• WORKING DATA
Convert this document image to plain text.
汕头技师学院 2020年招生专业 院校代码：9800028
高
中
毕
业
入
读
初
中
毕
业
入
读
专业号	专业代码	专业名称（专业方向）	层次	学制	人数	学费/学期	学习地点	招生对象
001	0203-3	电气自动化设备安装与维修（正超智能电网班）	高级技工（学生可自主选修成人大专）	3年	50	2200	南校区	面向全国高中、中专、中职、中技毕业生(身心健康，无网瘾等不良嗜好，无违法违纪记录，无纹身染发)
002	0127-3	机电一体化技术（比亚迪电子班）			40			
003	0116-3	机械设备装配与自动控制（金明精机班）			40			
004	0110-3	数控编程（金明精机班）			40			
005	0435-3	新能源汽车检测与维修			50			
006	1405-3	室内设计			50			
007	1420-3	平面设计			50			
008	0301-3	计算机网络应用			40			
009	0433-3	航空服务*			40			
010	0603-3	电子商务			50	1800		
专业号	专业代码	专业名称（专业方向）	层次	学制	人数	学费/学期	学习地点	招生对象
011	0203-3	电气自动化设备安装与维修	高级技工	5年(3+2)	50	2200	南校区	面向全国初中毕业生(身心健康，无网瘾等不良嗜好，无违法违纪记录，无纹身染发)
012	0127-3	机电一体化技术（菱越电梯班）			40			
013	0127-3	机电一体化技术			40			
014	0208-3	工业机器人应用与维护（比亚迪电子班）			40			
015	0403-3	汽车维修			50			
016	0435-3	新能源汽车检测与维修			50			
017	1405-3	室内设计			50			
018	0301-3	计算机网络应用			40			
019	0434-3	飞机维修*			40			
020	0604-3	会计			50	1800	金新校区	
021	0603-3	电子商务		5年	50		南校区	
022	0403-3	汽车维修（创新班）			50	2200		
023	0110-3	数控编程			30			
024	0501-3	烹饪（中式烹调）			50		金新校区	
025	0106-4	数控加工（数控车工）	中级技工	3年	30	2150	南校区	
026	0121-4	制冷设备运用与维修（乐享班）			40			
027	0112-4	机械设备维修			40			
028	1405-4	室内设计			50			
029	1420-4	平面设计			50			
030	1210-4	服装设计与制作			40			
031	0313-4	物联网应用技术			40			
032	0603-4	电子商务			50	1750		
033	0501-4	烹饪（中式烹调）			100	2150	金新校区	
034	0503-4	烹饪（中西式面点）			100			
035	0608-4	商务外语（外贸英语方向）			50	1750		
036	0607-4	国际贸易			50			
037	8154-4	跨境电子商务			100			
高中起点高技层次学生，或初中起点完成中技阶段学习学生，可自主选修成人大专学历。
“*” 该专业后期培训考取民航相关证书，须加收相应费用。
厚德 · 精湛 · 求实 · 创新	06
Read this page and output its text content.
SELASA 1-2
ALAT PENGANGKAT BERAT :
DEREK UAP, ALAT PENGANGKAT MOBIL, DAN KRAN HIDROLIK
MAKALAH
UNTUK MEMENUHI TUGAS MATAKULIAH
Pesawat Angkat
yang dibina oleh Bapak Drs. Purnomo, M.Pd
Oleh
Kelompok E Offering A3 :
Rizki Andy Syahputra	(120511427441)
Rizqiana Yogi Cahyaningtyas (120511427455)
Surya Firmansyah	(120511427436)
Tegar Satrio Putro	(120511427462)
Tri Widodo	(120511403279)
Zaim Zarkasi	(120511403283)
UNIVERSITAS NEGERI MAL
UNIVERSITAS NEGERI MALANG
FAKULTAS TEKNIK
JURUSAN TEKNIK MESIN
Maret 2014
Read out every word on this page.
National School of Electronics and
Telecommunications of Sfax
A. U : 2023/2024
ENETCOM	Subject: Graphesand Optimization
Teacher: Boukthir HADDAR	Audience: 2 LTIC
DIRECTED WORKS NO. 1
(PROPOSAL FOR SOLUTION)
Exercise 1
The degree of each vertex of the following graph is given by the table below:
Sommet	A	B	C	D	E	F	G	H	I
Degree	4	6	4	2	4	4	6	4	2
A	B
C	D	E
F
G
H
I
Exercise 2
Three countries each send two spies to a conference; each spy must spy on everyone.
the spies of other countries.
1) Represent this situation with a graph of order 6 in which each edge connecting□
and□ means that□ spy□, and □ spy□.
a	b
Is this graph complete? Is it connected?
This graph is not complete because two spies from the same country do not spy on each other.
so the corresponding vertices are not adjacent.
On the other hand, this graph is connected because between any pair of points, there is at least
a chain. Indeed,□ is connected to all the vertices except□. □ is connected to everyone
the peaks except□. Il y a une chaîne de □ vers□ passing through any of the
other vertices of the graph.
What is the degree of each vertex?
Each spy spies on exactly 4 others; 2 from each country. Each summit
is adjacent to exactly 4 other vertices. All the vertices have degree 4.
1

• OBJECTIVE
Give the count of lines in the data above that hold the string "机电一体化技术", with no additional words.

• WORKED ANSWER
3